Stored records
____________________

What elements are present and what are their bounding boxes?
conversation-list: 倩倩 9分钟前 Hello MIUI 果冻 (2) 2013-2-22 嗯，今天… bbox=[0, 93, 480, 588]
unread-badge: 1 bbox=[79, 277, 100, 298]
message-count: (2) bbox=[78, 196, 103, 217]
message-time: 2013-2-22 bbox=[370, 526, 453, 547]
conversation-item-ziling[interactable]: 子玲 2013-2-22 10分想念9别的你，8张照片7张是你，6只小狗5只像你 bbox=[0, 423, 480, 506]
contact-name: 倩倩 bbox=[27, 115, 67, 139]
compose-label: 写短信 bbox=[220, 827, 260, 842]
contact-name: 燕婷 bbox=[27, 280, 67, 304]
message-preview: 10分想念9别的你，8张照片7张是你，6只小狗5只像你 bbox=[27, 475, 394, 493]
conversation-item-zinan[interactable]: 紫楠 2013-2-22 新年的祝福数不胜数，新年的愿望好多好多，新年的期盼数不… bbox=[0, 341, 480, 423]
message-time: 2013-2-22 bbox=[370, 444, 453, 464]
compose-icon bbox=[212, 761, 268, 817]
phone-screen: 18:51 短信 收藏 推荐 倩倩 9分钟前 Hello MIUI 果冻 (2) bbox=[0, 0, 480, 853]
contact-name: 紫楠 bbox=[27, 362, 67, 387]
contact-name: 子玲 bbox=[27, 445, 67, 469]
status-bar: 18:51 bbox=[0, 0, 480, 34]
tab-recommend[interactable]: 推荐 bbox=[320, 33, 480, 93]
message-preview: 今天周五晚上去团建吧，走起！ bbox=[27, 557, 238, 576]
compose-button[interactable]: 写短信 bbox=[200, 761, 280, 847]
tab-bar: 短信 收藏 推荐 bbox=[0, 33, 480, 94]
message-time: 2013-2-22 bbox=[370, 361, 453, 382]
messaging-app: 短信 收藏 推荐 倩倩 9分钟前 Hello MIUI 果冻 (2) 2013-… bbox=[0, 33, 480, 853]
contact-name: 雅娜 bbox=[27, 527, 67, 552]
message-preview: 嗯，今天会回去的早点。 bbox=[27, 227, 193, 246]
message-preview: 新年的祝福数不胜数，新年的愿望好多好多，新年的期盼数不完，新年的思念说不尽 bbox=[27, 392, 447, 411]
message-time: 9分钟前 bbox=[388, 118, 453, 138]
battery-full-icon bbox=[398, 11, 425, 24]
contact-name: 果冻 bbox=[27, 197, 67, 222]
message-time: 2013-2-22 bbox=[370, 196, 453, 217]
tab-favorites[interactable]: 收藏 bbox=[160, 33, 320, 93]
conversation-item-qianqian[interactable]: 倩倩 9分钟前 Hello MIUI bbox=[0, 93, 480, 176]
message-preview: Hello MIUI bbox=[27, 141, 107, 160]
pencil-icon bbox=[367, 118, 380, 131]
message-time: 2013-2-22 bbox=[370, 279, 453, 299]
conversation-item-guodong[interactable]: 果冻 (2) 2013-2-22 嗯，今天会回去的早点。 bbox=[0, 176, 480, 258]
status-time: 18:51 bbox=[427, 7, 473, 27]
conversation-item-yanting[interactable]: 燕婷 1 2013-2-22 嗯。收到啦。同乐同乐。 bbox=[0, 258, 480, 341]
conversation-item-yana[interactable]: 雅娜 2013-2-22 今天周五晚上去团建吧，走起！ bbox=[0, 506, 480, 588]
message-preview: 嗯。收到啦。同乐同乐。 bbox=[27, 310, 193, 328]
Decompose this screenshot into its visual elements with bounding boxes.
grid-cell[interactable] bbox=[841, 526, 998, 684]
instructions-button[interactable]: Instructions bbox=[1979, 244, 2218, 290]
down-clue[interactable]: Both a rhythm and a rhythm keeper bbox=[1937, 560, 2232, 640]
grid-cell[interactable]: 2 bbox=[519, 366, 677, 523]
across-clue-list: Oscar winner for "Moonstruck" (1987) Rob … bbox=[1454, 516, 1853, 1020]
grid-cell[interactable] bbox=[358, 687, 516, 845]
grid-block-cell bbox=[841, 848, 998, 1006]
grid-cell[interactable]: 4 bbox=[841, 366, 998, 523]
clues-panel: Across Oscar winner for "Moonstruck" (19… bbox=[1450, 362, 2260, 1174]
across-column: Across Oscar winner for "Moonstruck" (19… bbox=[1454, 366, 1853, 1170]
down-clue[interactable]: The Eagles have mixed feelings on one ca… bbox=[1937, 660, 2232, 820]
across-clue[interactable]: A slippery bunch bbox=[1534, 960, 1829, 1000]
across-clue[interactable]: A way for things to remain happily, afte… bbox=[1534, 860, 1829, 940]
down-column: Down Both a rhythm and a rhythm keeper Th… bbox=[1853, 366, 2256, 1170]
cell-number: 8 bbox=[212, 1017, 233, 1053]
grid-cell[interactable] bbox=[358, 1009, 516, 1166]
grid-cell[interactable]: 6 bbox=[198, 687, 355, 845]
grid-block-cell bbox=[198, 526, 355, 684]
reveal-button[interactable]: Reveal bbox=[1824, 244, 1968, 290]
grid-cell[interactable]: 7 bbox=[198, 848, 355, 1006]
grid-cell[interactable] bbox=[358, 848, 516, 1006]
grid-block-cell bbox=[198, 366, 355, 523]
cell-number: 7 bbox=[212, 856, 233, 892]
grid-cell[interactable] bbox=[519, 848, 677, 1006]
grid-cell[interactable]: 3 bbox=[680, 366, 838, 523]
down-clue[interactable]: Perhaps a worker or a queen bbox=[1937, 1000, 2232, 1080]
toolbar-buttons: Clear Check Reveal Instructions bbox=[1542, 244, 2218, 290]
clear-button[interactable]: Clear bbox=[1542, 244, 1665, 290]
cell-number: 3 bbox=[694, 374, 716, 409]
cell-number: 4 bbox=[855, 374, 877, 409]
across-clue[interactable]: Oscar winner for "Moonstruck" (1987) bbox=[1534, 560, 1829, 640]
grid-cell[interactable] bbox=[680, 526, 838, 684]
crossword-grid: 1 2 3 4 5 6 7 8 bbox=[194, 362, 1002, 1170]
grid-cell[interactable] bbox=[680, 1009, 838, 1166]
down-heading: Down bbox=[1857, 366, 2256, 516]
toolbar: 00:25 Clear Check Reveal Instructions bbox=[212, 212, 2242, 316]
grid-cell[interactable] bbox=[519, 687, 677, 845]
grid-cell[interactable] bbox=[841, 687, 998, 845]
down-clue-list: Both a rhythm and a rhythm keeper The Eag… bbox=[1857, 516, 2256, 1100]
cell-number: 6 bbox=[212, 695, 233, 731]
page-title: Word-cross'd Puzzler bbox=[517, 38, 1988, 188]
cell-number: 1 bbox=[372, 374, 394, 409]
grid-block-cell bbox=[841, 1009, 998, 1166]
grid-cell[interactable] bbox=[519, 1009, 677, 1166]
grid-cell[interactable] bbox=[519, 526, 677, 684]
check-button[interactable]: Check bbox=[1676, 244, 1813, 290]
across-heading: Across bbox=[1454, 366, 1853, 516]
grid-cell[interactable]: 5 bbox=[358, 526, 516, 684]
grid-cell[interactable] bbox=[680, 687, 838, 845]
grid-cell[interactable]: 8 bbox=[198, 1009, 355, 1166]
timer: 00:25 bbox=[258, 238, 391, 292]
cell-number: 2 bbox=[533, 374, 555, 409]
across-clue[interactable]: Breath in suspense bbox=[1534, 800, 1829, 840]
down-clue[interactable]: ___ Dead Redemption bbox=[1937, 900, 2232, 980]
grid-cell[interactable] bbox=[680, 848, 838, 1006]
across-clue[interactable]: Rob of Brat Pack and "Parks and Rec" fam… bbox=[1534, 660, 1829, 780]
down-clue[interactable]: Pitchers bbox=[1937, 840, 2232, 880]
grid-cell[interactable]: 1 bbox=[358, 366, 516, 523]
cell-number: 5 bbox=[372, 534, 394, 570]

____________________

→ **What the task requires**
Repeat all of the data above, swapping each "message-time" for "sent-time" and leaving everything else unchanged.

→ **Answer to this problem**
What elements are present and what are their bounding boxes?
conversation-list: 倩倩 9分钟前 Hello MIUI 果冻 (2) 2013-2-22 嗯，今天… bbox=[0, 93, 480, 588]
unread-badge: 1 bbox=[79, 277, 100, 298]
message-count: (2) bbox=[78, 196, 103, 217]
sent-time: 2013-2-22 bbox=[370, 526, 453, 547]
conversation-item-ziling[interactable]: 子玲 2013-2-22 10分想念9别的你，8张照片7张是你，6只小狗5只像你 bbox=[0, 423, 480, 506]
contact-name: 倩倩 bbox=[27, 115, 67, 139]
compose-label: 写短信 bbox=[220, 827, 260, 842]
contact-name: 燕婷 bbox=[27, 280, 67, 304]
message-preview: 10分想念9别的你，8张照片7张是你，6只小狗5只像你 bbox=[27, 475, 394, 493]
conversation-item-zinan[interactable]: 紫楠 2013-2-22 新年的祝福数不胜数，新年的愿望好多好多，新年的期盼数不… bbox=[0, 341, 480, 423]
sent-time: 2013-2-22 bbox=[370, 444, 453, 464]
compose-icon bbox=[212, 761, 268, 817]
phone-screen: 18:51 短信 收藏 推荐 倩倩 9分钟前 Hello MIUI 果冻 (2) bbox=[0, 0, 480, 853]
contact-name: 紫楠 bbox=[27, 362, 67, 387]
contact-name: 子玲 bbox=[27, 445, 67, 469]
status-bar: 18:51 bbox=[0, 0, 480, 34]
tab-recommend[interactable]: 推荐 bbox=[320, 33, 480, 93]
message-preview: 今天周五晚上去团建吧，走起！ bbox=[27, 557, 238, 576]
compose-button[interactable]: 写短信 bbox=[200, 761, 280, 847]
tab-bar: 短信 收藏 推荐 bbox=[0, 33, 480, 94]
sent-time: 2013-2-22 bbox=[370, 361, 453, 382]
messaging-app: 短信 收藏 推荐 倩倩 9分钟前 Hello MIUI 果冻 (2) 2013-… bbox=[0, 33, 480, 853]
contact-name: 雅娜 bbox=[27, 527, 67, 552]
message-preview: 嗯，今天会回去的早点。 bbox=[27, 227, 193, 246]
message-preview: 新年的祝福数不胜数，新年的愿望好多好多，新年的期盼数不完，新年的思念说不尽 bbox=[27, 392, 447, 411]
sent-time: 9分钟前 bbox=[388, 118, 453, 138]
battery-full-icon bbox=[398, 11, 425, 24]
contact-name: 果冻 bbox=[27, 197, 67, 222]
sent-time: 2013-2-22 bbox=[370, 196, 453, 217]
tab-favorites[interactable]: 收藏 bbox=[160, 33, 320, 93]
conversation-item-qianqian[interactable]: 倩倩 9分钟前 Hello MIUI bbox=[0, 93, 480, 176]
message-preview: Hello MIUI bbox=[27, 141, 107, 160]
pencil-icon bbox=[367, 118, 380, 131]
sent-time: 2013-2-22 bbox=[370, 279, 453, 299]
conversation-item-guodong[interactable]: 果冻 (2) 2013-2-22 嗯，今天会回去的早点。 bbox=[0, 176, 480, 258]
status-time: 18:51 bbox=[427, 7, 473, 27]
conversation-item-yanting[interactable]: 燕婷 1 2013-2-22 嗯。收到啦。同乐同乐。 bbox=[0, 258, 480, 341]
conversation-item-yana[interactable]: 雅娜 2013-2-22 今天周五晚上去团建吧，走起！ bbox=[0, 506, 480, 588]
message-preview: 嗯。收到啦。同乐同乐。 bbox=[27, 310, 193, 328]
Decompose this screenshot into its visual elements with bounding boxes.
grid-cell[interactable] bbox=[841, 526, 998, 684]
instructions-button[interactable]: Instructions bbox=[1979, 244, 2218, 290]
down-clue[interactable]: Both a rhythm and a rhythm keeper bbox=[1937, 560, 2232, 640]
grid-cell[interactable]: 2 bbox=[519, 366, 677, 523]
across-clue-list: Oscar winner for "Moonstruck" (1987) Rob … bbox=[1454, 516, 1853, 1020]
grid-cell[interactable] bbox=[358, 687, 516, 845]
grid-block-cell bbox=[841, 848, 998, 1006]
grid-cell[interactable]: 4 bbox=[841, 366, 998, 523]
clues-panel: Across Oscar winner for "Moonstruck" (19… bbox=[1450, 362, 2260, 1174]
across-column: Across Oscar winner for "Moonstruck" (19… bbox=[1454, 366, 1853, 1170]
down-clue[interactable]: The Eagles have mixed feelings on one ca… bbox=[1937, 660, 2232, 820]
across-clue[interactable]: A slippery bunch bbox=[1534, 960, 1829, 1000]
across-clue[interactable]: A way for things to remain happily, afte… bbox=[1534, 860, 1829, 940]
down-column: Down Both a rhythm and a rhythm keeper Th… bbox=[1853, 366, 2256, 1170]
cell-number: 8 bbox=[212, 1017, 233, 1053]
grid-cell[interactable] bbox=[358, 1009, 516, 1166]
grid-cell[interactable]: 6 bbox=[198, 687, 355, 845]
grid-block-cell bbox=[198, 526, 355, 684]
reveal-button[interactable]: Reveal bbox=[1824, 244, 1968, 290]
grid-cell[interactable]: 7 bbox=[198, 848, 355, 1006]
grid-cell[interactable] bbox=[358, 848, 516, 1006]
grid-block-cell bbox=[198, 366, 355, 523]
cell-number: 7 bbox=[212, 856, 233, 892]
grid-cell[interactable] bbox=[519, 848, 677, 1006]
grid-cell[interactable]: 3 bbox=[680, 366, 838, 523]
down-clue[interactable]: Perhaps a worker or a queen bbox=[1937, 1000, 2232, 1080]
toolbar-buttons: Clear Check Reveal Instructions bbox=[1542, 244, 2218, 290]
clear-button[interactable]: Clear bbox=[1542, 244, 1665, 290]
cell-number: 3 bbox=[694, 374, 716, 409]
cell-number: 4 bbox=[855, 374, 877, 409]
across-clue[interactable]: Oscar winner for "Moonstruck" (1987) bbox=[1534, 560, 1829, 640]
grid-cell[interactable] bbox=[680, 526, 838, 684]
crossword-grid: 1 2 3 4 5 6 7 8 bbox=[194, 362, 1002, 1170]
grid-cell[interactable] bbox=[680, 1009, 838, 1166]
down-heading: Down bbox=[1857, 366, 2256, 516]
toolbar: 00:25 Clear Check Reveal Instructions bbox=[212, 212, 2242, 316]
grid-cell[interactable] bbox=[519, 687, 677, 845]
grid-cell[interactable] bbox=[841, 687, 998, 845]
down-clue-list: Both a rhythm and a rhythm keeper The Eag… bbox=[1857, 516, 2256, 1100]
cell-number: 6 bbox=[212, 695, 233, 731]
page-title: Word-cross'd Puzzler bbox=[517, 38, 1988, 188]
cell-number: 1 bbox=[372, 374, 394, 409]
grid-block-cell bbox=[841, 1009, 998, 1166]
grid-cell[interactable] bbox=[519, 1009, 677, 1166]
grid-cell[interactable] bbox=[519, 526, 677, 684]
check-button[interactable]: Check bbox=[1676, 244, 1813, 290]
across-heading: Across bbox=[1454, 366, 1853, 516]
grid-cell[interactable]: 5 bbox=[358, 526, 516, 684]
grid-cell[interactable] bbox=[680, 687, 838, 845]
grid-cell[interactable]: 8 bbox=[198, 1009, 355, 1166]
timer: 00:25 bbox=[258, 238, 391, 292]
cell-number: 2 bbox=[533, 374, 555, 409]
across-clue[interactable]: Breath in suspense bbox=[1534, 800, 1829, 840]
down-clue[interactable]: ___ Dead Redemption bbox=[1937, 900, 2232, 980]
grid-cell[interactable] bbox=[680, 848, 838, 1006]
across-clue[interactable]: Rob of Brat Pack and "Parks and Rec" fam… bbox=[1534, 660, 1829, 780]
down-clue[interactable]: Pitchers bbox=[1937, 840, 2232, 880]
grid-cell[interactable]: 1 bbox=[358, 366, 516, 523]
cell-number: 5 bbox=[372, 534, 394, 570]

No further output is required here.